Request:
Give the number of lines that contain the string "JSON", please, and nothing else.

Given information:
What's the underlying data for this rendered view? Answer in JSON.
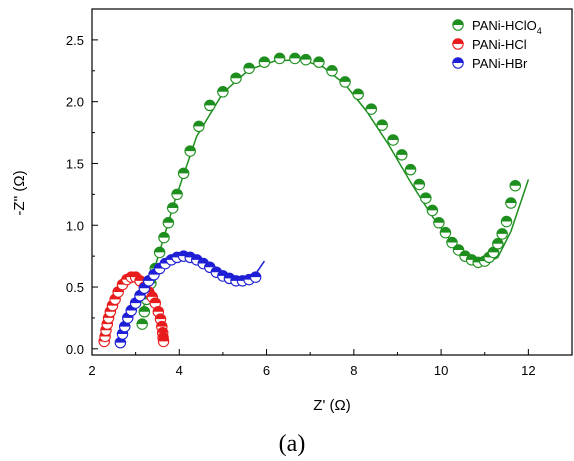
{
  "chart_data": {
    "type": "scatter",
    "xlabel": "Z' (Ω)",
    "ylabel": "-Z'' (Ω)",
    "caption": "(a)",
    "xlim": [
      2,
      13
    ],
    "ylim": [
      -0.05,
      2.75
    ],
    "xticks": [
      2,
      4,
      6,
      8,
      10,
      12
    ],
    "yticks": [
      0.0,
      0.5,
      1.0,
      1.5,
      2.0,
      2.5
    ],
    "ytick_labels": [
      "0.0",
      "0.5",
      "1.0",
      "1.5",
      "2.0",
      "2.5"
    ],
    "grid": false,
    "legend_position": "top-right",
    "series": [
      {
        "name": "PANi-HClO",
        "name_subscript": "4",
        "color": "#1e8f1e",
        "marker": "half-filled-circle",
        "x": [
          3.15,
          3.2,
          3.25,
          3.35,
          3.45,
          3.55,
          3.65,
          3.75,
          3.85,
          3.95,
          4.1,
          4.25,
          4.45,
          4.7,
          5.0,
          5.3,
          5.6,
          5.95,
          6.3,
          6.65,
          6.9,
          7.2,
          7.5,
          7.8,
          8.1,
          8.4,
          8.65,
          8.9,
          9.1,
          9.3,
          9.5,
          9.65,
          9.8,
          9.95,
          10.1,
          10.25,
          10.4,
          10.55,
          10.7,
          10.85,
          11.0,
          11.1,
          11.2,
          11.3,
          11.4,
          11.5,
          11.6,
          11.7
        ],
        "y": [
          0.2,
          0.3,
          0.4,
          0.53,
          0.65,
          0.78,
          0.9,
          1.02,
          1.14,
          1.25,
          1.42,
          1.6,
          1.8,
          1.97,
          2.08,
          2.19,
          2.27,
          2.32,
          2.35,
          2.35,
          2.34,
          2.32,
          2.25,
          2.16,
          2.06,
          1.94,
          1.81,
          1.69,
          1.57,
          1.45,
          1.33,
          1.22,
          1.12,
          1.02,
          0.94,
          0.86,
          0.8,
          0.75,
          0.72,
          0.7,
          0.71,
          0.74,
          0.78,
          0.85,
          0.93,
          1.03,
          1.18,
          1.32
        ]
      },
      {
        "name": "PANi-HCl",
        "color": "#e81c1c",
        "marker": "half-filled-circle",
        "x": [
          2.28,
          2.3,
          2.32,
          2.35,
          2.38,
          2.42,
          2.47,
          2.53,
          2.6,
          2.7,
          2.8,
          2.9,
          3.0,
          3.1,
          3.2,
          3.3,
          3.38,
          3.45,
          3.52,
          3.57,
          3.6,
          3.62,
          3.63,
          3.64
        ],
        "y": [
          0.06,
          0.1,
          0.15,
          0.2,
          0.25,
          0.3,
          0.35,
          0.4,
          0.46,
          0.52,
          0.56,
          0.58,
          0.58,
          0.55,
          0.5,
          0.46,
          0.42,
          0.37,
          0.3,
          0.24,
          0.18,
          0.13,
          0.09,
          0.06
        ]
      },
      {
        "name": "PANi-HBr",
        "color": "#1f1fd6",
        "marker": "half-filled-circle",
        "x": [
          2.65,
          2.7,
          2.75,
          2.82,
          2.9,
          3.0,
          3.1,
          3.2,
          3.3,
          3.42,
          3.55,
          3.68,
          3.82,
          3.95,
          4.1,
          4.25,
          4.4,
          4.55,
          4.7,
          4.85,
          5.0,
          5.15,
          5.3,
          5.45,
          5.6,
          5.75
        ],
        "y": [
          0.05,
          0.12,
          0.18,
          0.25,
          0.31,
          0.37,
          0.43,
          0.49,
          0.55,
          0.6,
          0.65,
          0.69,
          0.72,
          0.74,
          0.75,
          0.74,
          0.72,
          0.69,
          0.66,
          0.62,
          0.59,
          0.57,
          0.55,
          0.55,
          0.56,
          0.58
        ]
      }
    ],
    "fits": [
      {
        "series": "PANi-HClO4",
        "x": [
          3.15,
          3.5,
          3.9,
          4.4,
          5.0,
          5.6,
          6.2,
          6.8,
          7.3,
          7.8,
          8.3,
          8.8,
          9.3,
          9.8,
          10.3,
          10.7,
          11.0,
          11.3,
          11.6,
          12.0
        ],
        "y": [
          0.3,
          0.73,
          1.2,
          1.72,
          2.07,
          2.26,
          2.33,
          2.34,
          2.28,
          2.14,
          1.92,
          1.65,
          1.35,
          1.07,
          0.84,
          0.72,
          0.69,
          0.74,
          0.95,
          1.37
        ]
      },
      {
        "series": "PANi-HCl",
        "x": [
          2.28,
          2.4,
          2.55,
          2.7,
          2.9,
          3.1,
          3.3,
          3.45,
          3.56,
          3.63
        ],
        "y": [
          0.06,
          0.28,
          0.42,
          0.51,
          0.57,
          0.56,
          0.47,
          0.34,
          0.2,
          0.06
        ]
      },
      {
        "series": "PANi-HBr",
        "x": [
          2.65,
          2.8,
          3.0,
          3.3,
          3.6,
          3.9,
          4.2,
          4.5,
          4.8,
          5.1,
          5.4,
          5.7,
          5.95
        ],
        "y": [
          0.05,
          0.22,
          0.38,
          0.55,
          0.67,
          0.74,
          0.75,
          0.71,
          0.64,
          0.58,
          0.55,
          0.58,
          0.71
        ]
      }
    ]
  }
}
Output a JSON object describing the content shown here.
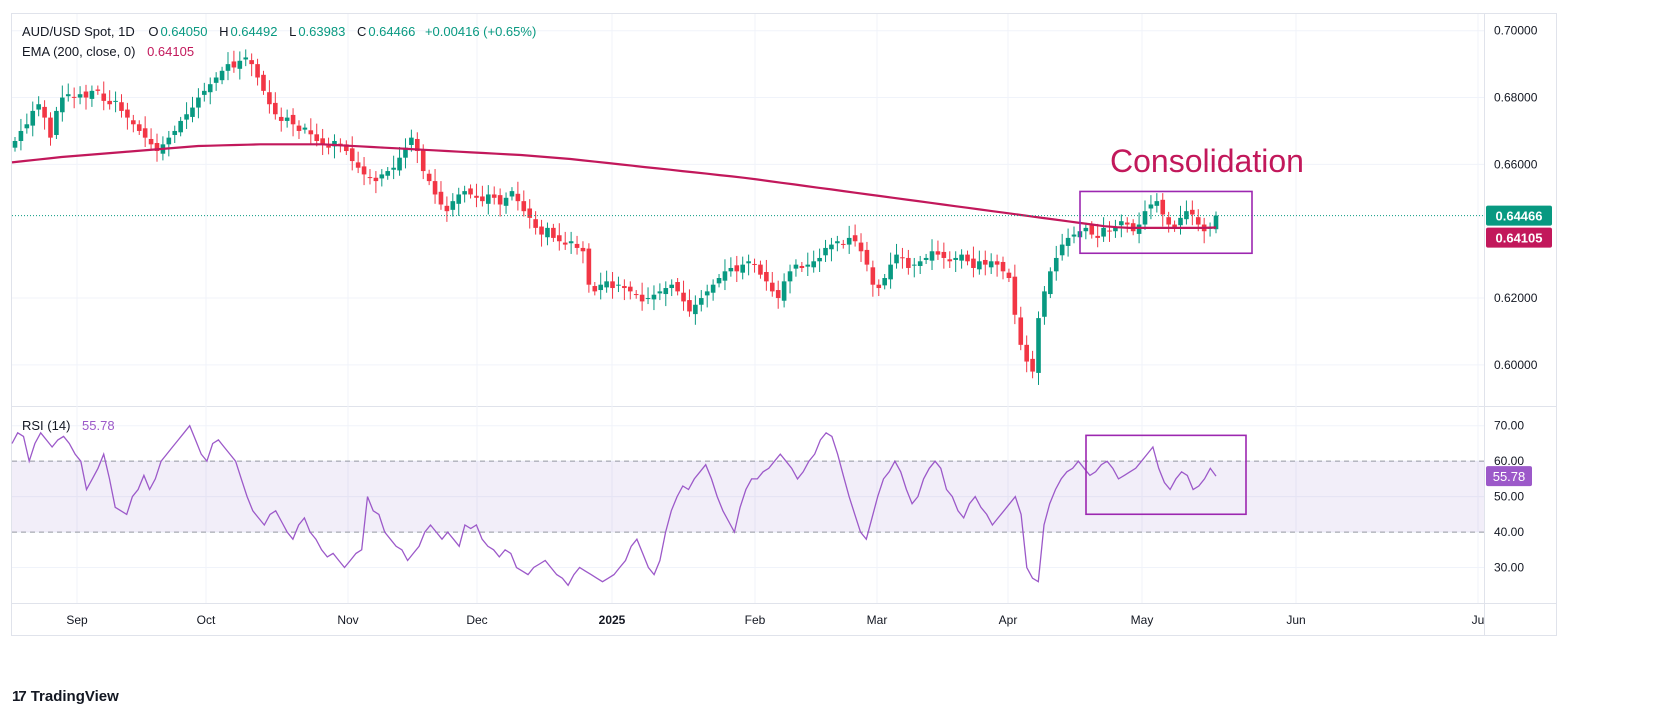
{
  "legend": {
    "symbol": "AUD/USD Spot, 1D",
    "open_label": "O",
    "open": "0.64050",
    "high_label": "H",
    "high": "0.64492",
    "low_label": "L",
    "low": "0.63983",
    "close_label": "C",
    "close": "0.64466",
    "change": "+0.00416 (+0.65%)",
    "ema_label": "EMA (200, close, 0)",
    "ema_value": "0.64105",
    "rsi_label": "RSI (14)",
    "rsi_value": "55.78"
  },
  "brand": {
    "name": "TradingView",
    "logo": "17"
  },
  "colors": {
    "up": "#089981",
    "down": "#f23645",
    "ema": "#c2185b",
    "rsi": "#9c59c9",
    "box": "#9c27b0",
    "annotation": "#c2185b"
  },
  "chart_data": [
    {
      "type": "candlestick",
      "title": "AUD/USD Spot, 1D",
      "ylim": [
        0.588,
        0.705
      ],
      "y_ticks": [
        "0.70000",
        "0.68000",
        "0.66000",
        "0.62000",
        "0.60000"
      ],
      "y_tick_values": [
        0.7,
        0.68,
        0.66,
        0.62,
        0.6
      ],
      "x_ticks": [
        "Sep",
        "Oct",
        "Nov",
        "Dec",
        "2025",
        "Feb",
        "Mar",
        "Apr",
        "May",
        "Jun",
        "Ju"
      ],
      "last_price_label": "0.64466",
      "last_price": 0.64466,
      "ema_label": "0.64105",
      "ema_value": 0.64105,
      "annotation": "Consolidation",
      "close_series": [
        0.667,
        0.67,
        0.672,
        0.676,
        0.678,
        0.674,
        0.668,
        0.676,
        0.68,
        0.681,
        0.68,
        0.681,
        0.68,
        0.682,
        0.682,
        0.679,
        0.678,
        0.679,
        0.676,
        0.674,
        0.672,
        0.67,
        0.668,
        0.666,
        0.664,
        0.666,
        0.668,
        0.67,
        0.673,
        0.675,
        0.677,
        0.68,
        0.682,
        0.684,
        0.686,
        0.688,
        0.69,
        0.689,
        0.691,
        0.692,
        0.69,
        0.686,
        0.682,
        0.678,
        0.675,
        0.673,
        0.674,
        0.672,
        0.67,
        0.671,
        0.669,
        0.667,
        0.666,
        0.665,
        0.667,
        0.666,
        0.664,
        0.661,
        0.659,
        0.657,
        0.656,
        0.655,
        0.657,
        0.658,
        0.659,
        0.662,
        0.665,
        0.668,
        0.664,
        0.658,
        0.655,
        0.651,
        0.648,
        0.646,
        0.649,
        0.651,
        0.652,
        0.651,
        0.65,
        0.649,
        0.651,
        0.65,
        0.648,
        0.65,
        0.652,
        0.649,
        0.646,
        0.644,
        0.641,
        0.639,
        0.641,
        0.638,
        0.637,
        0.636,
        0.637,
        0.635,
        0.634,
        0.624,
        0.622,
        0.624,
        0.625,
        0.623,
        0.624,
        0.623,
        0.622,
        0.621,
        0.619,
        0.62,
        0.621,
        0.622,
        0.623,
        0.624,
        0.622,
        0.619,
        0.616,
        0.618,
        0.62,
        0.622,
        0.624,
        0.626,
        0.628,
        0.629,
        0.628,
        0.63,
        0.631,
        0.63,
        0.627,
        0.625,
        0.622,
        0.62,
        0.625,
        0.628,
        0.63,
        0.629,
        0.63,
        0.631,
        0.632,
        0.635,
        0.636,
        0.637,
        0.636,
        0.638,
        0.637,
        0.634,
        0.63,
        0.624,
        0.623,
        0.626,
        0.63,
        0.633,
        0.632,
        0.629,
        0.63,
        0.631,
        0.632,
        0.634,
        0.633,
        0.632,
        0.631,
        0.632,
        0.633,
        0.631,
        0.629,
        0.631,
        0.63,
        0.631,
        0.63,
        0.628,
        0.626,
        0.615,
        0.606,
        0.601,
        0.598,
        0.614,
        0.622,
        0.628,
        0.632,
        0.636,
        0.638,
        0.639,
        0.64,
        0.641,
        0.639,
        0.638,
        0.641,
        0.64,
        0.641,
        0.643,
        0.642,
        0.64,
        0.642,
        0.646,
        0.648,
        0.649,
        0.645,
        0.642,
        0.641,
        0.644,
        0.646,
        0.645,
        0.642,
        0.64,
        0.641,
        0.6447
      ],
      "ema_series": [
        0.6606,
        0.661,
        0.6614,
        0.6618,
        0.6622,
        0.6625,
        0.6628,
        0.6631,
        0.6634,
        0.6637,
        0.664,
        0.6643,
        0.6646,
        0.6649,
        0.6652,
        0.6655,
        0.6656,
        0.6657,
        0.6658,
        0.6659,
        0.666,
        0.666,
        0.666,
        0.666,
        0.666,
        0.666,
        0.6658,
        0.6656,
        0.6654,
        0.6652,
        0.665,
        0.6648,
        0.6646,
        0.6644,
        0.6642,
        0.664,
        0.6638,
        0.6636,
        0.6634,
        0.6632,
        0.663,
        0.6628,
        0.6625,
        0.6622,
        0.6619,
        0.6616,
        0.6612,
        0.6608,
        0.6604,
        0.66,
        0.6596,
        0.6592,
        0.6588,
        0.6584,
        0.658,
        0.6576,
        0.6572,
        0.6568,
        0.6564,
        0.656,
        0.6555,
        0.655,
        0.6545,
        0.654,
        0.6535,
        0.653,
        0.6525,
        0.652,
        0.6515,
        0.651,
        0.6505,
        0.65,
        0.6495,
        0.649,
        0.6485,
        0.648,
        0.6475,
        0.647,
        0.6465,
        0.646,
        0.6455,
        0.645,
        0.6445,
        0.644,
        0.6435,
        0.643,
        0.6425,
        0.642,
        0.6415,
        0.6412,
        0.641,
        0.641,
        0.641,
        0.641,
        0.641,
        0.641,
        0.641,
        0.6411
      ],
      "volume_box": {
        "start_index": 182,
        "end_index": 206,
        "y_range": [
          0.6355,
          0.651
        ]
      }
    },
    {
      "type": "line",
      "title": "RSI (14)",
      "ylim": [
        20,
        75
      ],
      "y_ticks": [
        "70.00",
        "60.00",
        "50.00",
        "40.00",
        "30.00"
      ],
      "y_tick_values": [
        70,
        60,
        50,
        40,
        30
      ],
      "bands": [
        40,
        60
      ],
      "last_value_label": "55.78",
      "last_value": 55.78,
      "values": [
        65,
        68,
        67,
        60,
        65,
        68,
        66,
        64,
        66,
        67,
        65,
        62,
        60,
        52,
        55,
        58,
        62,
        55,
        47,
        46,
        45,
        50,
        52,
        56,
        52,
        55,
        60,
        62,
        64,
        66,
        68,
        70,
        66,
        62,
        60,
        65,
        66,
        64,
        62,
        60,
        55,
        50,
        46,
        44,
        42,
        45,
        46,
        43,
        40,
        38,
        42,
        44,
        40,
        38,
        35,
        33,
        34,
        32,
        30,
        32,
        34,
        35,
        50,
        46,
        45,
        40,
        38,
        36,
        35,
        32,
        34,
        36,
        40,
        42,
        40,
        38,
        40,
        38,
        36,
        42,
        41,
        42,
        38,
        36,
        35,
        33,
        35,
        34,
        30,
        29,
        28,
        30,
        31,
        32,
        30,
        28,
        27,
        25,
        28,
        30,
        29,
        28,
        27,
        26,
        27,
        28,
        30,
        32,
        36,
        38,
        34,
        30,
        28,
        32,
        40,
        46,
        50,
        53,
        52,
        55,
        57,
        59,
        55,
        50,
        46,
        43,
        40,
        47,
        52,
        55,
        55,
        57,
        58,
        60,
        62,
        60,
        58,
        55,
        57,
        60,
        62,
        66,
        68,
        67,
        62,
        56,
        50,
        45,
        40,
        38,
        44,
        50,
        55,
        57,
        60,
        57,
        52,
        48,
        50,
        55,
        58,
        60,
        58,
        52,
        50,
        46,
        44,
        48,
        50,
        47,
        45,
        42,
        44,
        46,
        48,
        50,
        45,
        30,
        27,
        26,
        42,
        48,
        52,
        55,
        57,
        58,
        60,
        58,
        56,
        57,
        59,
        60,
        58,
        55,
        56,
        57,
        58,
        60,
        62,
        64,
        58,
        54,
        52,
        55,
        57,
        56,
        52,
        53,
        55,
        58,
        55.78
      ],
      "box": {
        "start_index": 182,
        "end_index": 206,
        "y_range": [
          47,
          67
        ]
      }
    }
  ]
}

Worked answer:
2